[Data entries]
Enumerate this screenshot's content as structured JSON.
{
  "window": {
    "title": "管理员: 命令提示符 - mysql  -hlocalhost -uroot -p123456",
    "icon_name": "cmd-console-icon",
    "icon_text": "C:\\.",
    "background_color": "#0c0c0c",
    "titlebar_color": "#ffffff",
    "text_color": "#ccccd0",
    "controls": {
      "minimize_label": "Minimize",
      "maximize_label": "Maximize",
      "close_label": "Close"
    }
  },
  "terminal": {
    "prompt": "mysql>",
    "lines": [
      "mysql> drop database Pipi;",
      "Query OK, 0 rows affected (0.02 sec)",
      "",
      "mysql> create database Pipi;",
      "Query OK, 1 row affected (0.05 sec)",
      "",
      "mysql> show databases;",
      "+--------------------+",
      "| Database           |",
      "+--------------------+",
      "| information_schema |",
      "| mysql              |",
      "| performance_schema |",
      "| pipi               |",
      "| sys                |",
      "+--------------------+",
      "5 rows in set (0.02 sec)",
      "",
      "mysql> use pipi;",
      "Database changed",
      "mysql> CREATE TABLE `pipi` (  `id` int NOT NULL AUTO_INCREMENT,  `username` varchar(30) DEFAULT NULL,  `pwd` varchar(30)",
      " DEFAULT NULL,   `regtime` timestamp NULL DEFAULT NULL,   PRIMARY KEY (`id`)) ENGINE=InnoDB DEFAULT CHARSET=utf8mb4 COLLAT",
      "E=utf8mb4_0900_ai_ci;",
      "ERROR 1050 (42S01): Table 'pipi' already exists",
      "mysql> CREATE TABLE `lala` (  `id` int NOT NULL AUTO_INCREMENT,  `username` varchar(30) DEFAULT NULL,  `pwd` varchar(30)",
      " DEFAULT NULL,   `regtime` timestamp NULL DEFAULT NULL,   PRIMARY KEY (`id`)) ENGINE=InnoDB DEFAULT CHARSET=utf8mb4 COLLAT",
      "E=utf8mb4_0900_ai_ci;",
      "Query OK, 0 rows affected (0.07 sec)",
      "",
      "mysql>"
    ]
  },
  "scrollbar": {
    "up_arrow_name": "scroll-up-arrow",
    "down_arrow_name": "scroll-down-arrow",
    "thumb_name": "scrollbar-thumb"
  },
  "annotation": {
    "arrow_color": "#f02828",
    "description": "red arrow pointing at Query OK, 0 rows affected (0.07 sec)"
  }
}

Aim:
Extract every line above containing the word "username".

Response to this task:
      "mysql> CREATE TABLE `pipi` (  `id` int NOT NULL AUTO_INCREMENT,  `username` varchar(30) DEFAULT NULL,  `pwd` varchar(30)",
      "mysql> CREATE TABLE `lala` (  `id` int NOT NULL AUTO_INCREMENT,  `username` varchar(30) DEFAULT NULL,  `pwd` varchar(30)",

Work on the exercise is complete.